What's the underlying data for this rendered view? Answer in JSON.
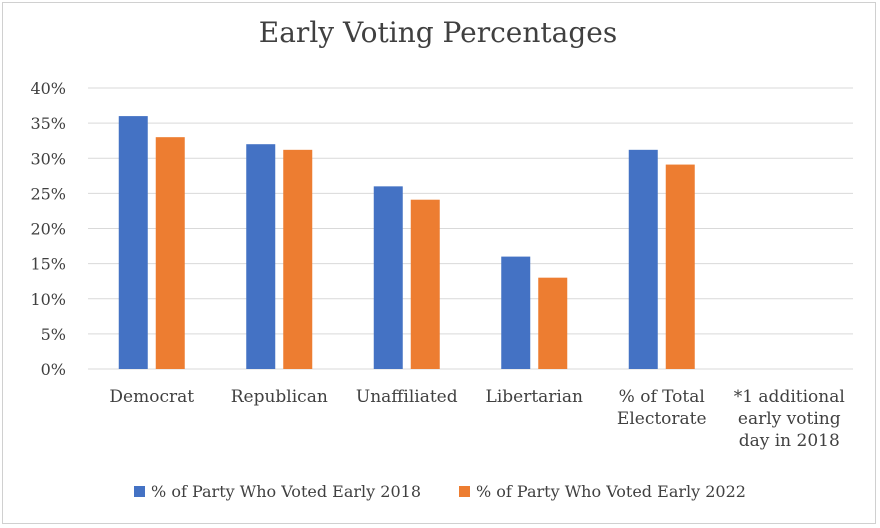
{
  "chart_data": {
    "type": "bar",
    "title": "Early Voting Percentages",
    "categories": [
      "Democrat",
      "Republican",
      "Unaffiliated",
      "Libertarian",
      "% of Total Electorate",
      "*1 additional early voting day in 2018"
    ],
    "category_lines": [
      [
        "Democrat"
      ],
      [
        "Republican"
      ],
      [
        "Unaffiliated"
      ],
      [
        "Libertarian"
      ],
      [
        "% of Total",
        "Electorate"
      ],
      [
        "*1 additional",
        "early voting",
        "day in 2018"
      ]
    ],
    "series": [
      {
        "name": "% of Party Who Voted Early 2018",
        "color": "#4472C4",
        "values": [
          36,
          32,
          26,
          16,
          31.2,
          null
        ]
      },
      {
        "name": "% of Party Who Voted Early 2022",
        "color": "#ED7D31",
        "values": [
          33,
          31.2,
          24.1,
          13,
          29.1,
          null
        ]
      }
    ],
    "yticks": [
      "0%",
      "5%",
      "10%",
      "15%",
      "20%",
      "25%",
      "30%",
      "35%",
      "40%"
    ],
    "ylim": [
      0,
      40
    ],
    "grid": true,
    "legend_position": "bottom"
  }
}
# # #
EXERCISE PROMPT = Transcribe every entry word for word, but skip the pictures.

EXERCISE OUTPUT =
What's the underlying data for this rendered view? Answer in JSON.
{
  "chart_data": {
    "type": "bar",
    "title": "Early Voting Percentages",
    "categories": [
      "Democrat",
      "Republican",
      "Unaffiliated",
      "Libertarian",
      "% of Total Electorate",
      "*1 additional early voting day in 2018"
    ],
    "category_lines": [
      [
        "Democrat"
      ],
      [
        "Republican"
      ],
      [
        "Unaffiliated"
      ],
      [
        "Libertarian"
      ],
      [
        "% of Total",
        "Electorate"
      ],
      [
        "*1 additional",
        "early voting",
        "day in 2018"
      ]
    ],
    "series": [
      {
        "name": "% of Party Who Voted Early 2018",
        "color": "#4472C4",
        "values": [
          36,
          32,
          26,
          16,
          31.2,
          null
        ]
      },
      {
        "name": "% of Party Who Voted Early 2022",
        "color": "#ED7D31",
        "values": [
          33,
          31.2,
          24.1,
          13,
          29.1,
          null
        ]
      }
    ],
    "yticks": [
      "0%",
      "5%",
      "10%",
      "15%",
      "20%",
      "25%",
      "30%",
      "35%",
      "40%"
    ],
    "ylim": [
      0,
      40
    ],
    "grid": true,
    "legend_position": "bottom"
  }
}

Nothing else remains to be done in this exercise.